→ PROBLEM TO WORK ON
Rename "series-markers" to "marker-group" wherever it occurs in the items below, and copy every other line unchanged. Omit the picture lines from your answer.

Element-and-box listings:
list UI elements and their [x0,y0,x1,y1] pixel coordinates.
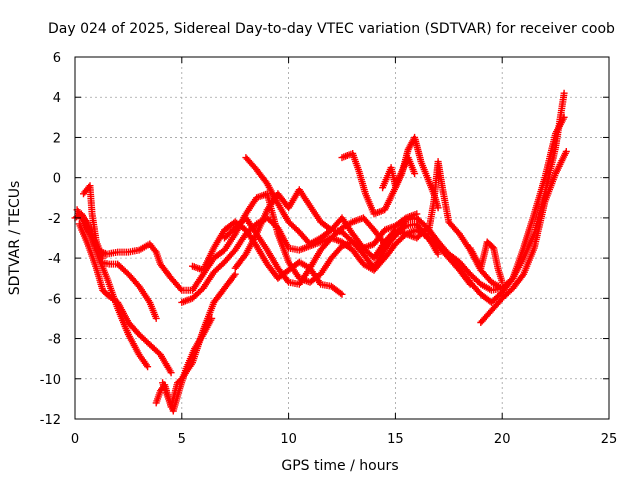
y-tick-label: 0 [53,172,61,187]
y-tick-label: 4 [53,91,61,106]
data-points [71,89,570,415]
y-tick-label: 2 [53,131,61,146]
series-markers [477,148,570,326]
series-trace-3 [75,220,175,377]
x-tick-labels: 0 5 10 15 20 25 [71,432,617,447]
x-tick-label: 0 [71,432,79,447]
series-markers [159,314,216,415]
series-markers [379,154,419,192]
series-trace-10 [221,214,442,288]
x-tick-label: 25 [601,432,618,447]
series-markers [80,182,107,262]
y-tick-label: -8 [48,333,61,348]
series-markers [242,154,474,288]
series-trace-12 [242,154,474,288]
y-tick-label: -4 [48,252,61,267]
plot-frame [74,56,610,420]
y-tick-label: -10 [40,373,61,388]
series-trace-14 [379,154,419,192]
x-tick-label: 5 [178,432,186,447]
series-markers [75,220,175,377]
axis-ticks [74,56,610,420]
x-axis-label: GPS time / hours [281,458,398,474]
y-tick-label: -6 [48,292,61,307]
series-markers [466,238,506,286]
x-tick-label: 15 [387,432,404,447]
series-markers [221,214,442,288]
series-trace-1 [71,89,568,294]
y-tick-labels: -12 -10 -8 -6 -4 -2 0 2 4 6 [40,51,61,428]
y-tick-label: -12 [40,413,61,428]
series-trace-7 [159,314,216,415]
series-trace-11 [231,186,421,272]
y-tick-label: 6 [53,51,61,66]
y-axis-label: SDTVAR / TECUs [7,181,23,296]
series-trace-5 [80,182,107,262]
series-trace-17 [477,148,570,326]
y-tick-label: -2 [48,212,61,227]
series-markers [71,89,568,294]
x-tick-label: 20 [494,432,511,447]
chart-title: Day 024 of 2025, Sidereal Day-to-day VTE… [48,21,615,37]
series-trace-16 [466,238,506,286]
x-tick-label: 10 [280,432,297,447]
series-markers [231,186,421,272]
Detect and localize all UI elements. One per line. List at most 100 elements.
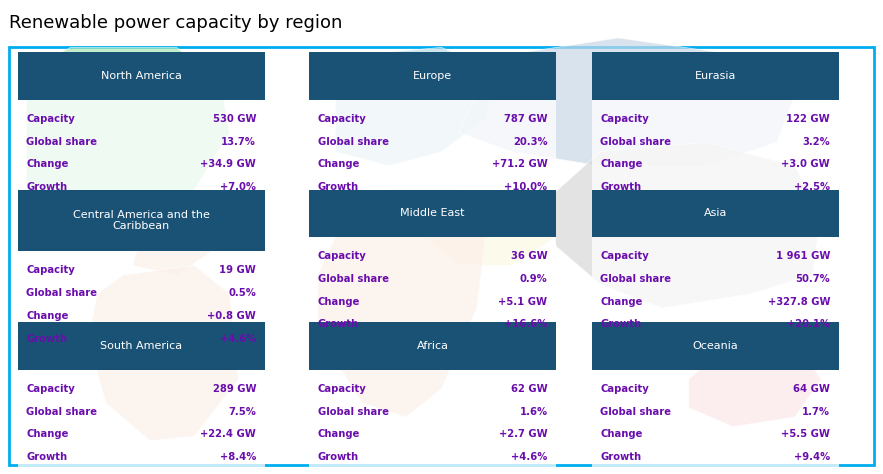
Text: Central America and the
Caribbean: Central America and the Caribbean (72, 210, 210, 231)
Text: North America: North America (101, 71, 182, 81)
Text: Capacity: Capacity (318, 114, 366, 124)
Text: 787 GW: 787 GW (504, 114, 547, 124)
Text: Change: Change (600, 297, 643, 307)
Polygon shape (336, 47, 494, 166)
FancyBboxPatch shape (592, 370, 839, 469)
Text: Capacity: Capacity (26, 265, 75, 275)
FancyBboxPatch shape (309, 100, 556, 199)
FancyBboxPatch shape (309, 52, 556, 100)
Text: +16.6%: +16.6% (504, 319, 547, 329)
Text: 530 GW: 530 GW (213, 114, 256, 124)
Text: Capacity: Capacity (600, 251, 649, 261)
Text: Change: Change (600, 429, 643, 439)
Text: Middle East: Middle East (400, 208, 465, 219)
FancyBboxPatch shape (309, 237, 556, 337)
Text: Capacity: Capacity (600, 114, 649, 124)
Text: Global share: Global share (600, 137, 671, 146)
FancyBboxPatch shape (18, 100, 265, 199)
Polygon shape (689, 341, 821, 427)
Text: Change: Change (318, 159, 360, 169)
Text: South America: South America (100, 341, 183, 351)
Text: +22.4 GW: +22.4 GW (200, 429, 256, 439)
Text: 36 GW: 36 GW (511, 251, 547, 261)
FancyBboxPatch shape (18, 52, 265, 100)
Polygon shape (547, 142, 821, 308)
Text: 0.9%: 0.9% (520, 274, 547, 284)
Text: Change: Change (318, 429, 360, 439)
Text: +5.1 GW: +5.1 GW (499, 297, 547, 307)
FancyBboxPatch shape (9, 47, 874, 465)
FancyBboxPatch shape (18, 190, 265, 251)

→ SOLVED PROBLEM
list UI elements and their [x0,y0,x1,y1] pixel coordinates.
y-tick-label: 0 [53,172,61,187]
y-tick-label: 4 [53,91,61,106]
data-points [71,89,570,415]
y-tick-label: 2 [53,131,61,146]
marker-group [477,148,570,326]
series-trace-3 [75,220,175,377]
x-tick-labels: 0 5 10 15 20 25 [71,432,617,447]
x-tick-label: 0 [71,432,79,447]
marker-group [159,314,216,415]
marker-group [379,154,419,192]
series-trace-10 [221,214,442,288]
x-tick-label: 25 [601,432,618,447]
marker-group [80,182,107,262]
y-tick-label: -8 [48,333,61,348]
marker-group [242,154,474,288]
series-trace-12 [242,154,474,288]
y-tick-label: -4 [48,252,61,267]
plot-frame [74,56,610,420]
y-tick-label: -10 [40,373,61,388]
series-trace-14 [379,154,419,192]
x-tick-label: 5 [178,432,186,447]
marker-group [75,220,175,377]
axis-ticks [74,56,610,420]
x-axis-label: GPS time / hours [281,458,398,474]
y-tick-label: -6 [48,292,61,307]
marker-group [466,238,506,286]
x-tick-label: 15 [387,432,404,447]
marker-group [221,214,442,288]
series-trace-1 [71,89,568,294]
y-tick-labels: -12 -10 -8 -6 -4 -2 0 2 4 6 [40,51,61,428]
y-tick-label: -12 [40,413,61,428]
series-trace-7 [159,314,216,415]
series-trace-11 [231,186,421,272]
y-tick-label: 6 [53,51,61,66]
y-axis-label: SDTVAR / TECUs [7,181,23,296]
series-trace-5 [80,182,107,262]
series-trace-17 [477,148,570,326]
y-tick-label: -2 [48,212,61,227]
marker-group [71,89,568,294]
x-tick-label: 20 [494,432,511,447]
chart-title: Day 024 of 2025, Sidereal Day-to-day VTE… [48,21,615,37]
series-trace-16 [466,238,506,286]
x-tick-label: 10 [280,432,297,447]
marker-group [231,186,421,272]
Detect and localize all UI elements. One per line. List at most 100 elements.
Text: Central America and the
Caribbean: Central America and the Caribbean (72, 210, 210, 231)
Text: North America: North America (101, 71, 182, 81)
Text: Capacity: Capacity (318, 114, 366, 124)
Text: 787 GW: 787 GW (504, 114, 547, 124)
Text: Change: Change (600, 297, 643, 307)
Polygon shape (336, 47, 494, 166)
FancyBboxPatch shape (592, 370, 839, 469)
Text: Capacity: Capacity (26, 265, 75, 275)
FancyBboxPatch shape (309, 100, 556, 199)
FancyBboxPatch shape (309, 52, 556, 100)
Text: +16.6%: +16.6% (504, 319, 547, 329)
Text: 530 GW: 530 GW (213, 114, 256, 124)
Text: Capacity: Capacity (600, 251, 649, 261)
Text: Change: Change (600, 429, 643, 439)
Text: Middle East: Middle East (400, 208, 465, 219)
FancyBboxPatch shape (309, 237, 556, 337)
Text: Capacity: Capacity (600, 114, 649, 124)
Text: Global share: Global share (600, 137, 671, 146)
FancyBboxPatch shape (18, 100, 265, 199)
Polygon shape (689, 341, 821, 427)
Text: Change: Change (318, 159, 360, 169)
Text: South America: South America (100, 341, 183, 351)
Text: +22.4 GW: +22.4 GW (200, 429, 256, 439)
Text: 36 GW: 36 GW (511, 251, 547, 261)
FancyBboxPatch shape (18, 52, 265, 100)
Polygon shape (547, 142, 821, 308)
Text: 0.9%: 0.9% (520, 274, 547, 284)
Text: Change: Change (318, 429, 360, 439)
Text: +5.1 GW: +5.1 GW (499, 297, 547, 307)
FancyBboxPatch shape (9, 47, 874, 465)
FancyBboxPatch shape (18, 190, 265, 251)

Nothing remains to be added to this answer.